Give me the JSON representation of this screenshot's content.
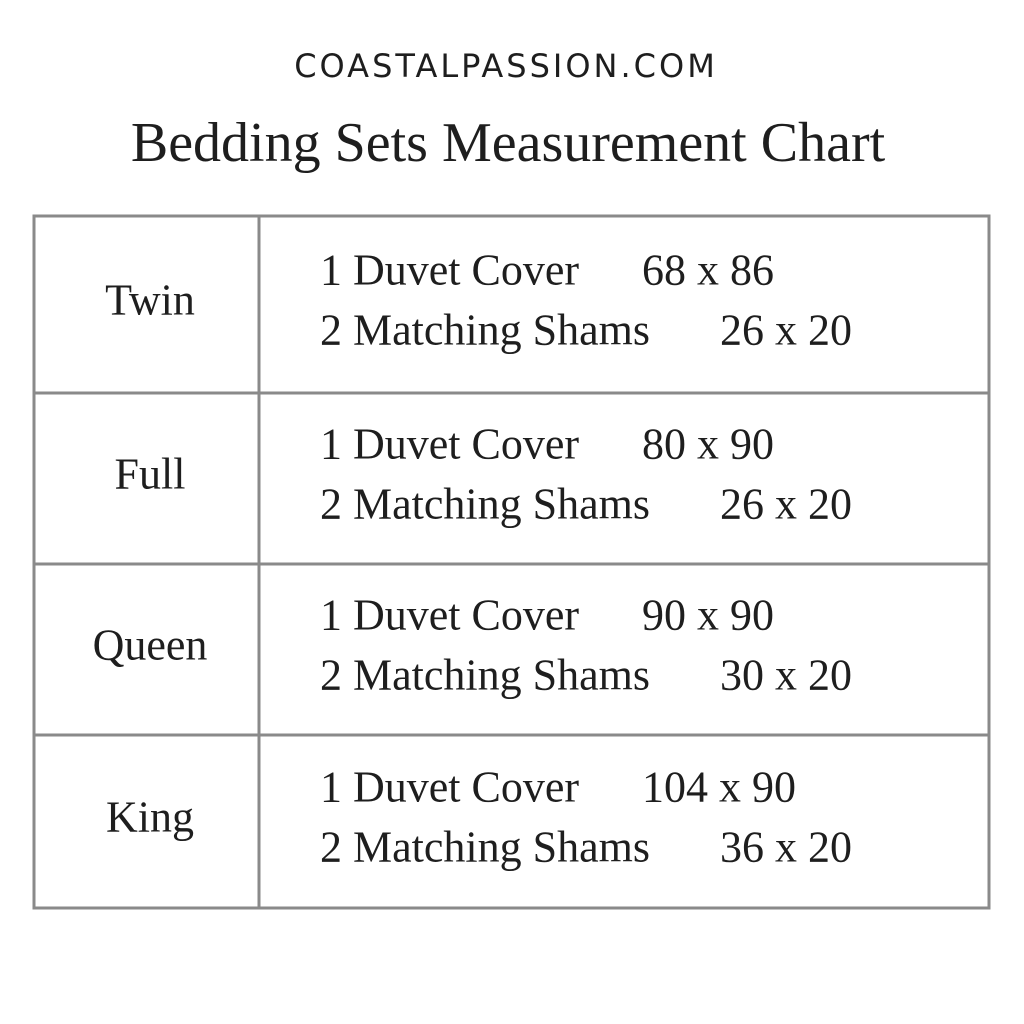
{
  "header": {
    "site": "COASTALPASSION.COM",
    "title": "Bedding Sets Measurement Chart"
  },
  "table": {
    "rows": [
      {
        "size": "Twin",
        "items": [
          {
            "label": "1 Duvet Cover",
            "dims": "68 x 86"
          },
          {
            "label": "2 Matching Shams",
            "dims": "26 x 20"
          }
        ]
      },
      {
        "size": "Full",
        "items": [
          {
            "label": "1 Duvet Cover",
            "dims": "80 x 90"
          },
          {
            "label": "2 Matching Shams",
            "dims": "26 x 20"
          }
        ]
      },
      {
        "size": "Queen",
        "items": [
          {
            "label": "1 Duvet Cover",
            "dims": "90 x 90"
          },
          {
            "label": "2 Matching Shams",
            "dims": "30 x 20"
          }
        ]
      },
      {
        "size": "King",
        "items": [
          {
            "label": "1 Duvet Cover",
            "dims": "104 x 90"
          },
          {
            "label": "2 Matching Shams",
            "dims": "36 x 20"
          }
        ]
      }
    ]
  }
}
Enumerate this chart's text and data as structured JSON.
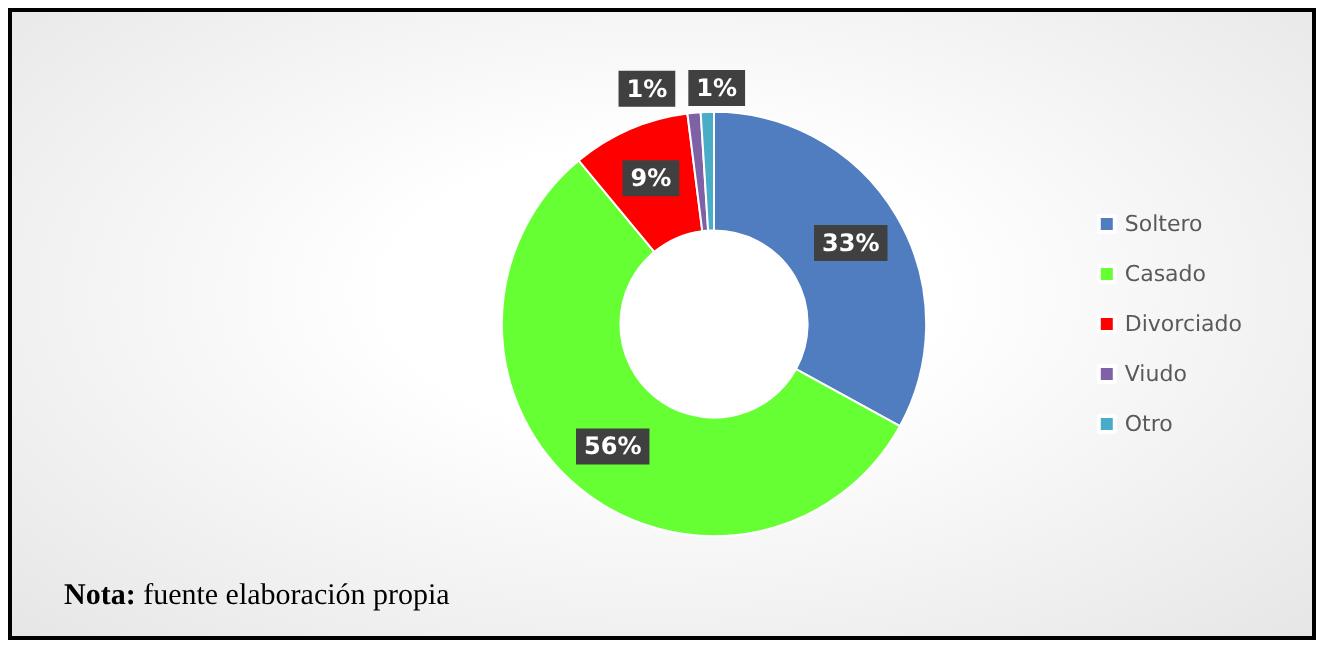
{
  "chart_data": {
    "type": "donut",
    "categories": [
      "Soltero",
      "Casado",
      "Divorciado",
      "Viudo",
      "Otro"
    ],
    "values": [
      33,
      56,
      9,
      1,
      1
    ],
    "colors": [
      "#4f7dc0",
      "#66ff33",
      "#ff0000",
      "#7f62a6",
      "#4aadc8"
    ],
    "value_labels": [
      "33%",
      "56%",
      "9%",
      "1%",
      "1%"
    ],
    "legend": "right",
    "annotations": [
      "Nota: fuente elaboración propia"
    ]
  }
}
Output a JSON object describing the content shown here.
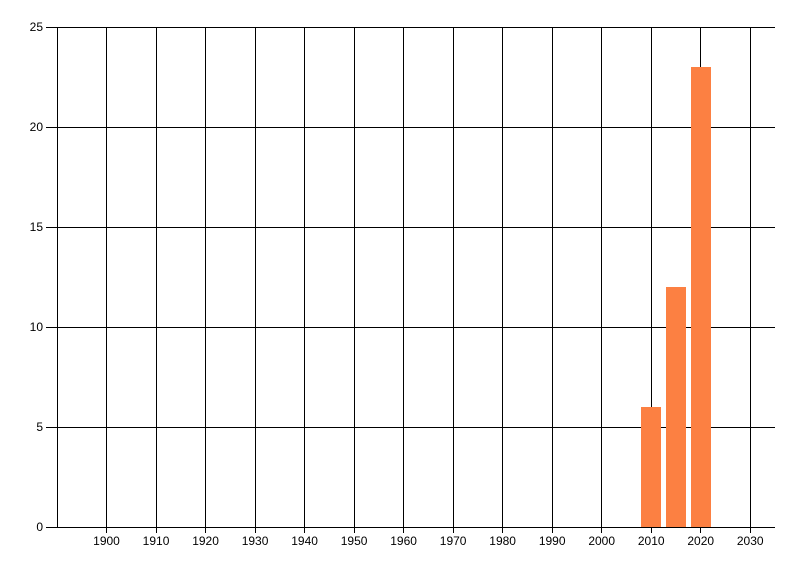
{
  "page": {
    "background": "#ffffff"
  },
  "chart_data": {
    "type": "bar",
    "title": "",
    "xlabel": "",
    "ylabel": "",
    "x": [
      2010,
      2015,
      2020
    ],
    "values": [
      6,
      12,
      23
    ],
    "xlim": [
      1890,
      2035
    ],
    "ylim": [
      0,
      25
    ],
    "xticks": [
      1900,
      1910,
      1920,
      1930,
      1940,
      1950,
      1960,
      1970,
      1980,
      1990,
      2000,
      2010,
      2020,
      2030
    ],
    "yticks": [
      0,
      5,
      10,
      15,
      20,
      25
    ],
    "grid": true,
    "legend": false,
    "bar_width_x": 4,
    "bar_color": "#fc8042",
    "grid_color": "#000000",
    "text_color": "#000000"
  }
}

· · · · · · ·

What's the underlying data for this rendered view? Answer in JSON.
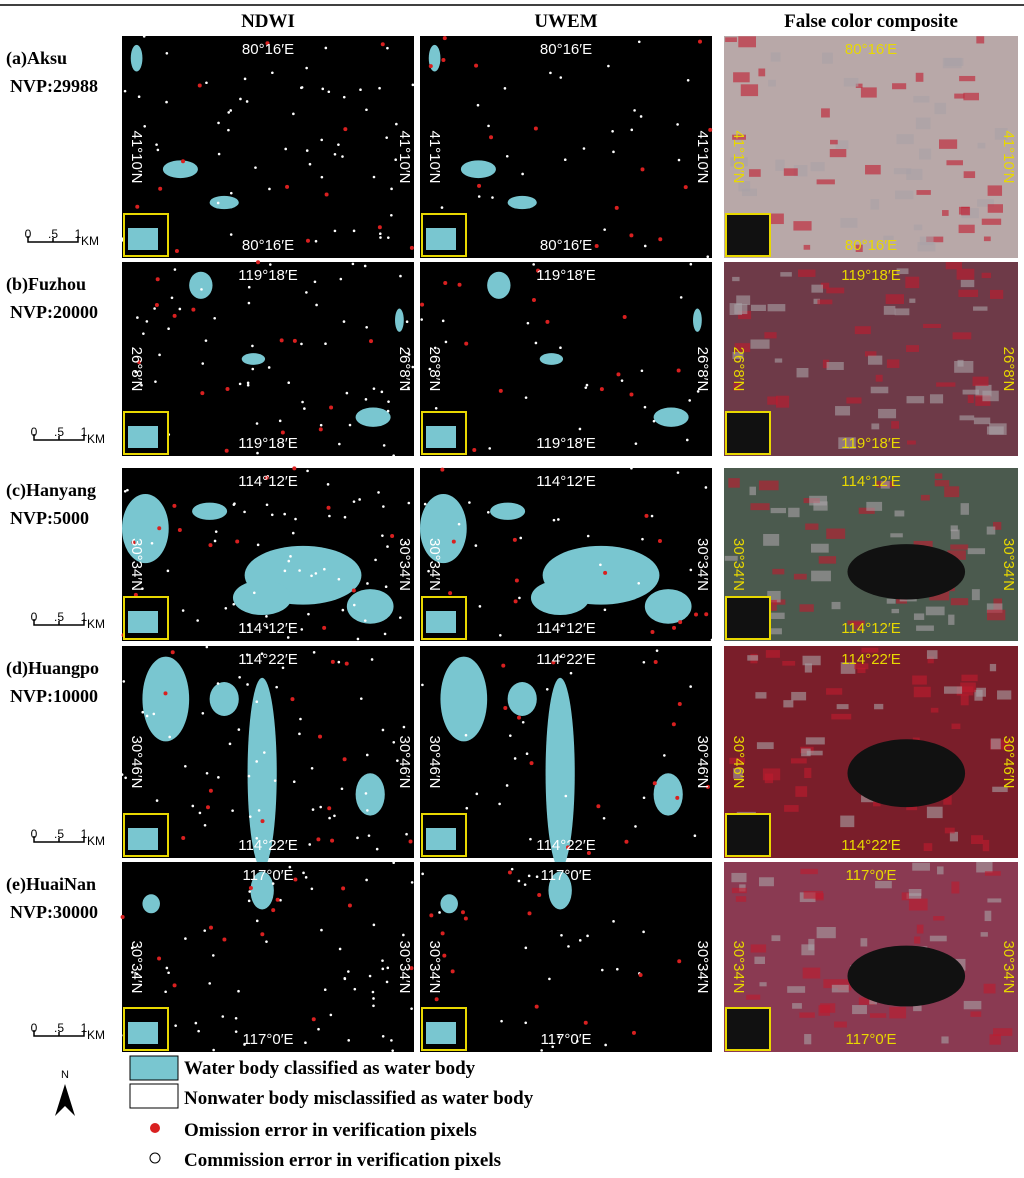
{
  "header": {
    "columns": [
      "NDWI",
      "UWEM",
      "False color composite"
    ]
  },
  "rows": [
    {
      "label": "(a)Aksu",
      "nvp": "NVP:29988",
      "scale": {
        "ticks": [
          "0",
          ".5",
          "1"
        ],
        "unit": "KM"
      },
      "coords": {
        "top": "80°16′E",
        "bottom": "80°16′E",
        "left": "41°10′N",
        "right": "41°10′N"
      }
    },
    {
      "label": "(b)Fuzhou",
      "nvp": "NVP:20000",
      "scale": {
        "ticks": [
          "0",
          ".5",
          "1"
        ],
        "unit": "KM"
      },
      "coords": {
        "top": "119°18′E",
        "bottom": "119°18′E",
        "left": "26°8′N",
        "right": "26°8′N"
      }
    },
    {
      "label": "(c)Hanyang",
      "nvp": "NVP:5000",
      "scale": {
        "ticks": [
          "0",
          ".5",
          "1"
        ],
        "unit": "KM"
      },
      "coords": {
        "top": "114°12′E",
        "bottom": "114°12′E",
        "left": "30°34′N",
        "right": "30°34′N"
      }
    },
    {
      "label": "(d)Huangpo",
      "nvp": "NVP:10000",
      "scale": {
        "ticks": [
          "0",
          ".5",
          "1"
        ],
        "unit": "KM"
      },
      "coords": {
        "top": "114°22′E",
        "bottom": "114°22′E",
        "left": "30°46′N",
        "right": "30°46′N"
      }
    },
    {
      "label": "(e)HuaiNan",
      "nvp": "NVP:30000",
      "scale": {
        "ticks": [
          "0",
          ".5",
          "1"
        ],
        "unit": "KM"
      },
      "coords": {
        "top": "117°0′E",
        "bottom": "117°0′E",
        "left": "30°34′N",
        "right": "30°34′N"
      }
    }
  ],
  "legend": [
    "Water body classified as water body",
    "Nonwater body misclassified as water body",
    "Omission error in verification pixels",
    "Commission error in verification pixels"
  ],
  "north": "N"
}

· · · · · · ·

» **WHAT YOU ARE ASKED TO DO**: Above are entries; state the number of lines among them that contain "JSON", and nothing else.

» **CORRECT RESULT**: 4